§ **Stated exercise**: Repeat, exactly and only, the lines from the one containing "Decode this image" to the last line, inclusive; do not repeat the pictures.

Records from a collection of figures:
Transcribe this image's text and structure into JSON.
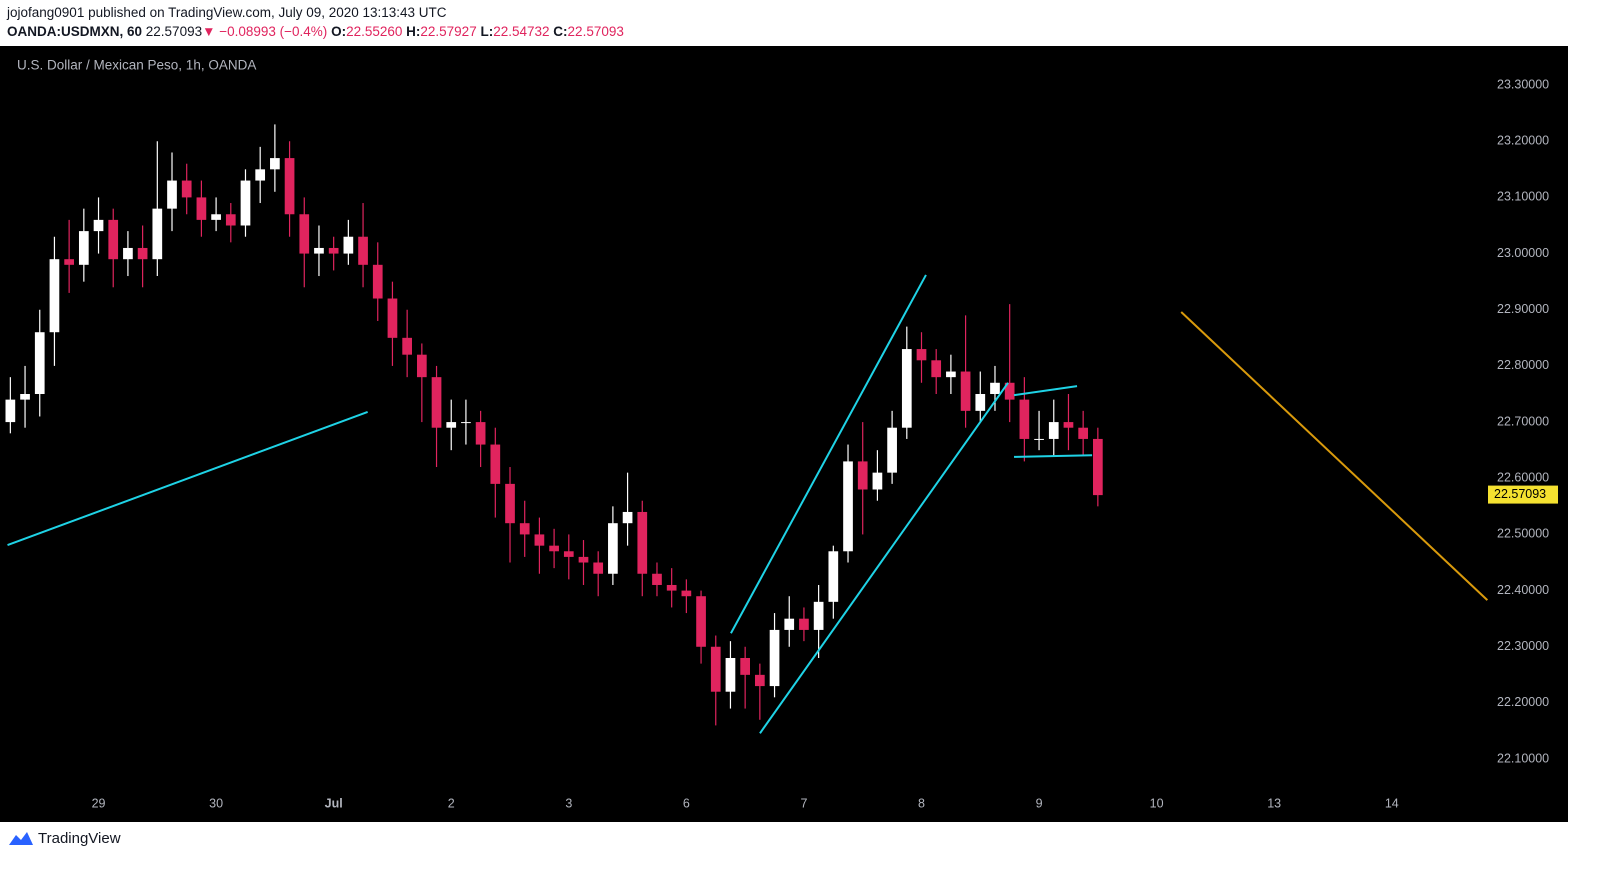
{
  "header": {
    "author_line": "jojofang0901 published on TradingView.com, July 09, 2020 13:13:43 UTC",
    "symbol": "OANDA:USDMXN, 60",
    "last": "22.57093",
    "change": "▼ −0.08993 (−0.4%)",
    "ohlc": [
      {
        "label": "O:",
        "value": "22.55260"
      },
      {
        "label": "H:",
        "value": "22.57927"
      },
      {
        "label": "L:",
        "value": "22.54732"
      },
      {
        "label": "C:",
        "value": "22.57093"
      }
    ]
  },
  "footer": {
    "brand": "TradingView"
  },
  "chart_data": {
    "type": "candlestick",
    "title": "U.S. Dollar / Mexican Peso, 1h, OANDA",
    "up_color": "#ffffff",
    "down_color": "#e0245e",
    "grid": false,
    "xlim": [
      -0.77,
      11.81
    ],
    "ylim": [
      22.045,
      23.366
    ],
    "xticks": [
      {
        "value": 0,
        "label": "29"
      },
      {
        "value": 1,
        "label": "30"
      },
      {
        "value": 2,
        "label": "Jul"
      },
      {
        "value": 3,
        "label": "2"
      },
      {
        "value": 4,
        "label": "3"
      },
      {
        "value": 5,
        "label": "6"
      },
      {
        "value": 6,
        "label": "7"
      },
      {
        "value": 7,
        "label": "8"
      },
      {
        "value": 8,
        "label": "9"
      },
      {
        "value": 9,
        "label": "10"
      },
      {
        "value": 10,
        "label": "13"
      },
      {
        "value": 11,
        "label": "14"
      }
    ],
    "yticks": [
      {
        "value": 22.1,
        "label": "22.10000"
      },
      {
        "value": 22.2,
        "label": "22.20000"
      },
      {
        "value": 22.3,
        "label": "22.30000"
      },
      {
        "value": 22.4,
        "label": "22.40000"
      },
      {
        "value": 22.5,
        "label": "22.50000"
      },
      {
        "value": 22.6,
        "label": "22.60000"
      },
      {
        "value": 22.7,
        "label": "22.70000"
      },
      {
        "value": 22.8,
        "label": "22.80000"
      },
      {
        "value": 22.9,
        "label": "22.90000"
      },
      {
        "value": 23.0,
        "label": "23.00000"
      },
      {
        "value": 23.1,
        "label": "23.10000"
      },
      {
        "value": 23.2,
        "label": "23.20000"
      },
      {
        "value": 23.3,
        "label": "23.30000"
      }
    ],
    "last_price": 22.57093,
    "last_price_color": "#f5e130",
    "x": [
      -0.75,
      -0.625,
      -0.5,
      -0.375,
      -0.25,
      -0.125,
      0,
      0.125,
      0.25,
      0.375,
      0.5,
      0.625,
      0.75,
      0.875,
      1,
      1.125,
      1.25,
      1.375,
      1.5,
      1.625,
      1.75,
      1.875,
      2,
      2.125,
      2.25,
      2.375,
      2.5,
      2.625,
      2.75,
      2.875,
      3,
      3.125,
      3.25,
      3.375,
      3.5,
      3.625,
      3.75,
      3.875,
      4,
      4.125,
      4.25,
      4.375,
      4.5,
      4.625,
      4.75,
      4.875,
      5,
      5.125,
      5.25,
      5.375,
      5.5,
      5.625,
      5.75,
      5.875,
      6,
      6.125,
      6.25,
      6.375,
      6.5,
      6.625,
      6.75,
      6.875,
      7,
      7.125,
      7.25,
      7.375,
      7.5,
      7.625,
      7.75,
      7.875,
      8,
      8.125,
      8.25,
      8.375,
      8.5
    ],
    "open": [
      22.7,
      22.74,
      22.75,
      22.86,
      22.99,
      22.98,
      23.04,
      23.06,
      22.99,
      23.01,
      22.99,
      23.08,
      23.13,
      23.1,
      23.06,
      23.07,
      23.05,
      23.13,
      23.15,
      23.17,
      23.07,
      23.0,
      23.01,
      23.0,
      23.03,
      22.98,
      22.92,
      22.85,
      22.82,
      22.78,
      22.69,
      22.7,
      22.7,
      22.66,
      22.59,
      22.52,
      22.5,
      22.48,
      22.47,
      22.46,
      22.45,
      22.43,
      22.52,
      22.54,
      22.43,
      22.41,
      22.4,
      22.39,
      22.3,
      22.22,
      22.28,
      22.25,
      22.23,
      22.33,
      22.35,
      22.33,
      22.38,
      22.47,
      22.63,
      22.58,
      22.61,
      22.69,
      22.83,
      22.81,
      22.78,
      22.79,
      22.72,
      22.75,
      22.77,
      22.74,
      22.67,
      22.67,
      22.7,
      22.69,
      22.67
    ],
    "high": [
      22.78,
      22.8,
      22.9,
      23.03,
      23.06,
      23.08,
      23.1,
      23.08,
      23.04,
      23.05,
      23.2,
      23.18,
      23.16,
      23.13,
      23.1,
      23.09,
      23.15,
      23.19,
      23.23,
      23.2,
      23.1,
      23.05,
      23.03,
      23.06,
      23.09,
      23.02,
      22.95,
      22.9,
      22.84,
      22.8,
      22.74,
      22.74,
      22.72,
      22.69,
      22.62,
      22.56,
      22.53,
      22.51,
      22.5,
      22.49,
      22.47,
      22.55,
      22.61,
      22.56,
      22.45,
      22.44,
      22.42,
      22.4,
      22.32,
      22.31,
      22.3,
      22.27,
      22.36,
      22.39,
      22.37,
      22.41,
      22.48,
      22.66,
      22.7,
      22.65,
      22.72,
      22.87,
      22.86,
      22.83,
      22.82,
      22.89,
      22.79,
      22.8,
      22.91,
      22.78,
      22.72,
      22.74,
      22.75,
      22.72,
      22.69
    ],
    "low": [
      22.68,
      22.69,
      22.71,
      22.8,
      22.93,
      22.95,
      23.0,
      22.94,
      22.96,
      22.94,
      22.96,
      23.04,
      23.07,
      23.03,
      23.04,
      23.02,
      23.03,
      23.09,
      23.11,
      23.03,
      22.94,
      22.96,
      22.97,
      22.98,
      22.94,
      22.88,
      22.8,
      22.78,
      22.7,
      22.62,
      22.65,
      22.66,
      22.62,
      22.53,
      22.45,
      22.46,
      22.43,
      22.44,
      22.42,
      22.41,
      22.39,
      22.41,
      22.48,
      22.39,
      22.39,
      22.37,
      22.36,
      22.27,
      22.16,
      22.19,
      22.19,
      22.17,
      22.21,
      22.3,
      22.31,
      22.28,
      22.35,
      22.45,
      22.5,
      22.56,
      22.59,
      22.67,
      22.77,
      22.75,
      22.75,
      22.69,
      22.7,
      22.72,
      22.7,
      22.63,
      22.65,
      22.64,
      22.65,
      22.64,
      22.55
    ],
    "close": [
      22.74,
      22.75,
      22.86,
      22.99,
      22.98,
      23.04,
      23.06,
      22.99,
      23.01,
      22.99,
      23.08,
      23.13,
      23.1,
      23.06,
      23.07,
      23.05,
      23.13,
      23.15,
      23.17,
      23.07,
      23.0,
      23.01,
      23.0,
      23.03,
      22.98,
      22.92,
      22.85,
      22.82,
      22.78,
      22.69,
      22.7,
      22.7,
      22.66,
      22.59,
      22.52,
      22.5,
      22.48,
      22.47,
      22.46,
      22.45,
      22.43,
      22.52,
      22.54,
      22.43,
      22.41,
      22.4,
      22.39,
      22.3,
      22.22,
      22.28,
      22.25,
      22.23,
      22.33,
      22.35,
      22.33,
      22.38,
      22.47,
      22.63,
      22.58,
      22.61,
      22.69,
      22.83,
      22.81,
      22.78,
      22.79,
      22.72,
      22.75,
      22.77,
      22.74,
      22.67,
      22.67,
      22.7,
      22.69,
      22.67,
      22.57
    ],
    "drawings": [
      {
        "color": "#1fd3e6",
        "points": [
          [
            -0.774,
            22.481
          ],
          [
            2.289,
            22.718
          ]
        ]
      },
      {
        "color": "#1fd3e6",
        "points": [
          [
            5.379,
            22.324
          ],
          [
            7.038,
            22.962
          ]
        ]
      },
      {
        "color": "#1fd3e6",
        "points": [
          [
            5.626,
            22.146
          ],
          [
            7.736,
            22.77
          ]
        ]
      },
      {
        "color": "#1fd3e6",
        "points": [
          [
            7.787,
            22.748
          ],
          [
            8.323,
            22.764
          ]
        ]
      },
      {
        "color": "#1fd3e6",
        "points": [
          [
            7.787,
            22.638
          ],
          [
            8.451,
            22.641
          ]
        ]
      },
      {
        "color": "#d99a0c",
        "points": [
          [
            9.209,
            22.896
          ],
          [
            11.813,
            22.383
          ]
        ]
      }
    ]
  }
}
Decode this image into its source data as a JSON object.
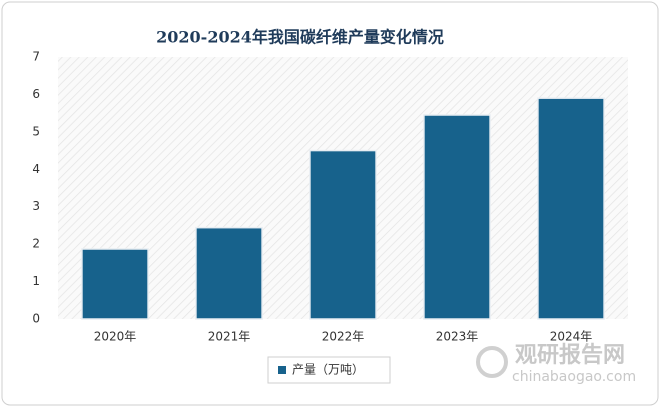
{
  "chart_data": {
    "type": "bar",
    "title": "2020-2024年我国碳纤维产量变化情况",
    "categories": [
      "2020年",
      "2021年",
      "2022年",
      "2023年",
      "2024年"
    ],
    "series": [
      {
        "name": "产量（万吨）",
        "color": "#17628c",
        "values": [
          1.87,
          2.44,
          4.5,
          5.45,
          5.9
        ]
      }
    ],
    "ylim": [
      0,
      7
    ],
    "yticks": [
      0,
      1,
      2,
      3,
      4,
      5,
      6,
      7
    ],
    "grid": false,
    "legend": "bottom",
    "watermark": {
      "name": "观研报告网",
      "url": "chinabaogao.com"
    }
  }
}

§ **Response below**:
Decode this image into its source data as a JSON object.
{
  "chart_data": {
    "type": "bar",
    "title": "2020-2024年我国碳纤维产量变化情况",
    "categories": [
      "2020年",
      "2021年",
      "2022年",
      "2023年",
      "2024年"
    ],
    "series": [
      {
        "name": "产量（万吨）",
        "color": "#17628c",
        "values": [
          1.87,
          2.44,
          4.5,
          5.45,
          5.9
        ]
      }
    ],
    "ylim": [
      0,
      7
    ],
    "yticks": [
      0,
      1,
      2,
      3,
      4,
      5,
      6,
      7
    ],
    "grid": false,
    "legend": "bottom",
    "watermark": {
      "name": "观研报告网",
      "url": "chinabaogao.com"
    }
  }
}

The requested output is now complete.